### What you will do
Keep the pictures out of the copy and repeat the records exactly.

+++ Dataset entries +++

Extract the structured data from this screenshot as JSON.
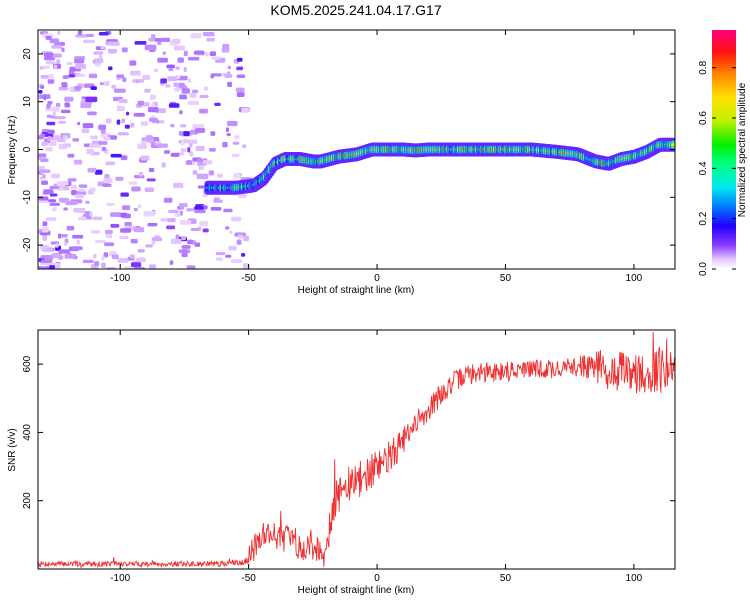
{
  "title": "KOM5.2025.241.04.17.G17",
  "colors": {
    "snr_line": "#f03030",
    "axis": "#000000",
    "background": "#ffffff"
  },
  "chart_data": [
    {
      "type": "heatmap",
      "name": "spectrogram",
      "xlabel": "Height of straight line (km)",
      "ylabel": "Frequency (Hz)",
      "xlim": [
        -132,
        116
      ],
      "ylim": [
        -25,
        25
      ],
      "xticks": [
        -100,
        -50,
        0,
        50,
        100
      ],
      "yticks": [
        -20,
        -10,
        0,
        10,
        20
      ],
      "colorbar": {
        "label": "Normalized spectral amplitude",
        "range": [
          0,
          0.95
        ],
        "ticks": [
          0.0,
          0.2,
          0.4,
          0.6,
          0.8
        ]
      },
      "ridge": {
        "description_points": [
          [
            -65,
            -8
          ],
          [
            -55,
            -8
          ],
          [
            -48,
            -7.5
          ],
          [
            -44,
            -6
          ],
          [
            -40,
            -3
          ],
          [
            -36,
            -2
          ],
          [
            -30,
            -2
          ],
          [
            -25,
            -2.5
          ],
          [
            -22,
            -2.5
          ],
          [
            -15,
            -1.5
          ],
          [
            -8,
            -1
          ],
          [
            -2,
            0
          ],
          [
            5,
            0
          ],
          [
            10,
            0
          ],
          [
            15,
            -0.2
          ],
          [
            20,
            0
          ],
          [
            25,
            0
          ],
          [
            30,
            0
          ],
          [
            40,
            0
          ],
          [
            50,
            0
          ],
          [
            60,
            0
          ],
          [
            70,
            -0.5
          ],
          [
            78,
            -1
          ],
          [
            85,
            -2.5
          ],
          [
            90,
            -3
          ],
          [
            95,
            -2
          ],
          [
            100,
            -1.5
          ],
          [
            105,
            -0.5
          ],
          [
            110,
            1
          ],
          [
            116,
            1
          ]
        ],
        "peak_amplitude": 0.95
      }
    },
    {
      "type": "line",
      "name": "snr",
      "xlabel": "Height of straight line (km)",
      "ylabel": "SNR (v/v)",
      "xlim": [
        -132,
        116
      ],
      "ylim": [
        0,
        700
      ],
      "xticks": [
        -100,
        -50,
        0,
        50,
        100
      ],
      "yticks": [
        200,
        400,
        600
      ],
      "trend": [
        [
          -132,
          15
        ],
        [
          -60,
          15
        ],
        [
          -52,
          20
        ],
        [
          -48,
          60
        ],
        [
          -44,
          110
        ],
        [
          -40,
          100
        ],
        [
          -35,
          90
        ],
        [
          -30,
          70
        ],
        [
          -25,
          60
        ],
        [
          -20,
          60
        ],
        [
          -18,
          150
        ],
        [
          -15,
          220
        ],
        [
          -10,
          250
        ],
        [
          -5,
          270
        ],
        [
          0,
          300
        ],
        [
          5,
          330
        ],
        [
          10,
          370
        ],
        [
          15,
          420
        ],
        [
          20,
          470
        ],
        [
          25,
          510
        ],
        [
          30,
          550
        ],
        [
          35,
          570
        ],
        [
          40,
          575
        ],
        [
          50,
          580
        ],
        [
          60,
          585
        ],
        [
          70,
          585
        ],
        [
          80,
          595
        ],
        [
          85,
          595
        ],
        [
          90,
          580
        ],
        [
          100,
          575
        ],
        [
          116,
          580
        ]
      ],
      "noise": [
        [
          -132,
          8
        ],
        [
          -52,
          8
        ],
        [
          -48,
          40
        ],
        [
          -20,
          45
        ],
        [
          -18,
          60
        ],
        [
          0,
          50
        ],
        [
          30,
          30
        ],
        [
          80,
          30
        ],
        [
          85,
          55
        ],
        [
          116,
          70
        ]
      ]
    }
  ]
}
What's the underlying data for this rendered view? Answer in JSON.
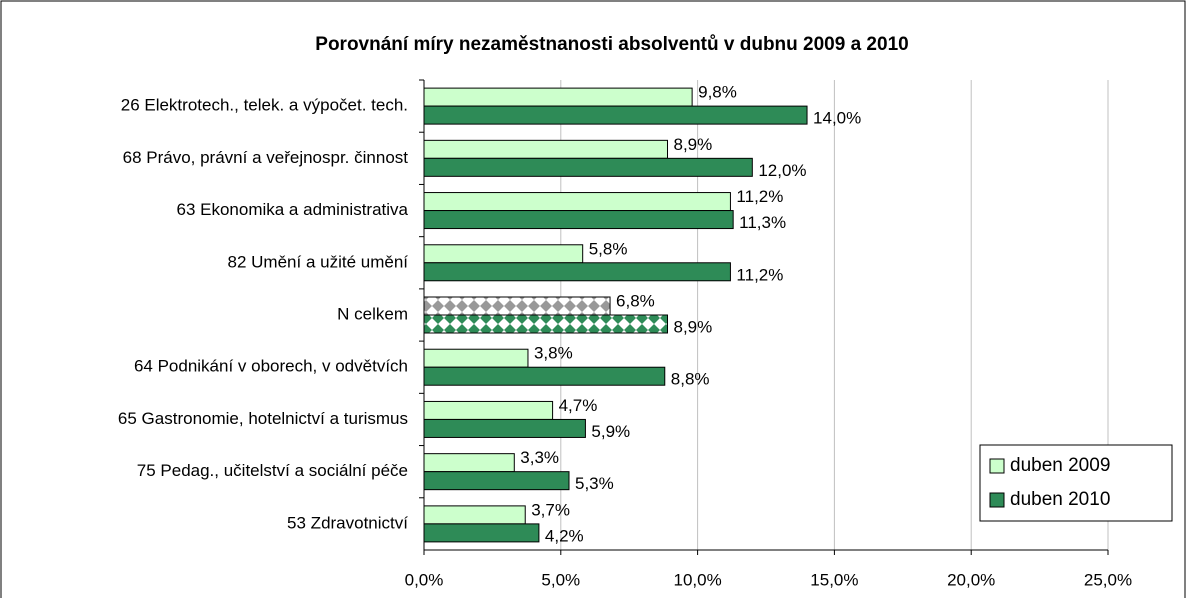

+++

### Solution to this task
Extract the structured data from this screenshot as JSON.
{
  "title": "KOM5.2025.241.04.17.G17",
  "colors": {
    "snr_line": "#f03030",
    "axis": "#000000",
    "background": "#ffffff"
  },
  "chart_data": [
    {
      "type": "heatmap",
      "name": "spectrogram",
      "xlabel": "Height of straight line (km)",
      "ylabel": "Frequency (Hz)",
      "xlim": [
        -132,
        116
      ],
      "ylim": [
        -25,
        25
      ],
      "xticks": [
        -100,
        -50,
        0,
        50,
        100
      ],
      "yticks": [
        -20,
        -10,
        0,
        10,
        20
      ],
      "colorbar": {
        "label": "Normalized spectral amplitude",
        "range": [
          0,
          0.95
        ],
        "ticks": [
          0.0,
          0.2,
          0.4,
          0.6,
          0.8
        ]
      },
      "ridge": {
        "description_points": [
          [
            -65,
            -8
          ],
          [
            -55,
            -8
          ],
          [
            -48,
            -7.5
          ],
          [
            -44,
            -6
          ],
          [
            -40,
            -3
          ],
          [
            -36,
            -2
          ],
          [
            -30,
            -2
          ],
          [
            -25,
            -2.5
          ],
          [
            -22,
            -2.5
          ],
          [
            -15,
            -1.5
          ],
          [
            -8,
            -1
          ],
          [
            -2,
            0
          ],
          [
            5,
            0
          ],
          [
            10,
            0
          ],
          [
            15,
            -0.2
          ],
          [
            20,
            0
          ],
          [
            25,
            0
          ],
          [
            30,
            0
          ],
          [
            40,
            0
          ],
          [
            50,
            0
          ],
          [
            60,
            0
          ],
          [
            70,
            -0.5
          ],
          [
            78,
            -1
          ],
          [
            85,
            -2.5
          ],
          [
            90,
            -3
          ],
          [
            95,
            -2
          ],
          [
            100,
            -1.5
          ],
          [
            105,
            -0.5
          ],
          [
            110,
            1
          ],
          [
            116,
            1
          ]
        ],
        "peak_amplitude": 0.95
      }
    },
    {
      "type": "line",
      "name": "snr",
      "xlabel": "Height of straight line (km)",
      "ylabel": "SNR (v/v)",
      "xlim": [
        -132,
        116
      ],
      "ylim": [
        0,
        700
      ],
      "xticks": [
        -100,
        -50,
        0,
        50,
        100
      ],
      "yticks": [
        200,
        400,
        600
      ],
      "trend": [
        [
          -132,
          15
        ],
        [
          -60,
          15
        ],
        [
          -52,
          20
        ],
        [
          -48,
          60
        ],
        [
          -44,
          110
        ],
        [
          -40,
          100
        ],
        [
          -35,
          90
        ],
        [
          -30,
          70
        ],
        [
          -25,
          60
        ],
        [
          -20,
          60
        ],
        [
          -18,
          150
        ],
        [
          -15,
          220
        ],
        [
          -10,
          250
        ],
        [
          -5,
          270
        ],
        [
          0,
          300
        ],
        [
          5,
          330
        ],
        [
          10,
          370
        ],
        [
          15,
          420
        ],
        [
          20,
          470
        ],
        [
          25,
          510
        ],
        [
          30,
          550
        ],
        [
          35,
          570
        ],
        [
          40,
          575
        ],
        [
          50,
          580
        ],
        [
          60,
          585
        ],
        [
          70,
          585
        ],
        [
          80,
          595
        ],
        [
          85,
          595
        ],
        [
          90,
          580
        ],
        [
          100,
          575
        ],
        [
          116,
          580
        ]
      ],
      "noise": [
        [
          -132,
          8
        ],
        [
          -52,
          8
        ],
        [
          -48,
          40
        ],
        [
          -20,
          45
        ],
        [
          -18,
          60
        ],
        [
          0,
          50
        ],
        [
          30,
          30
        ],
        [
          80,
          30
        ],
        [
          85,
          55
        ],
        [
          116,
          70
        ]
      ]
    }
  ]
}
What's the underlying data for this rendered view? Answer in JSON.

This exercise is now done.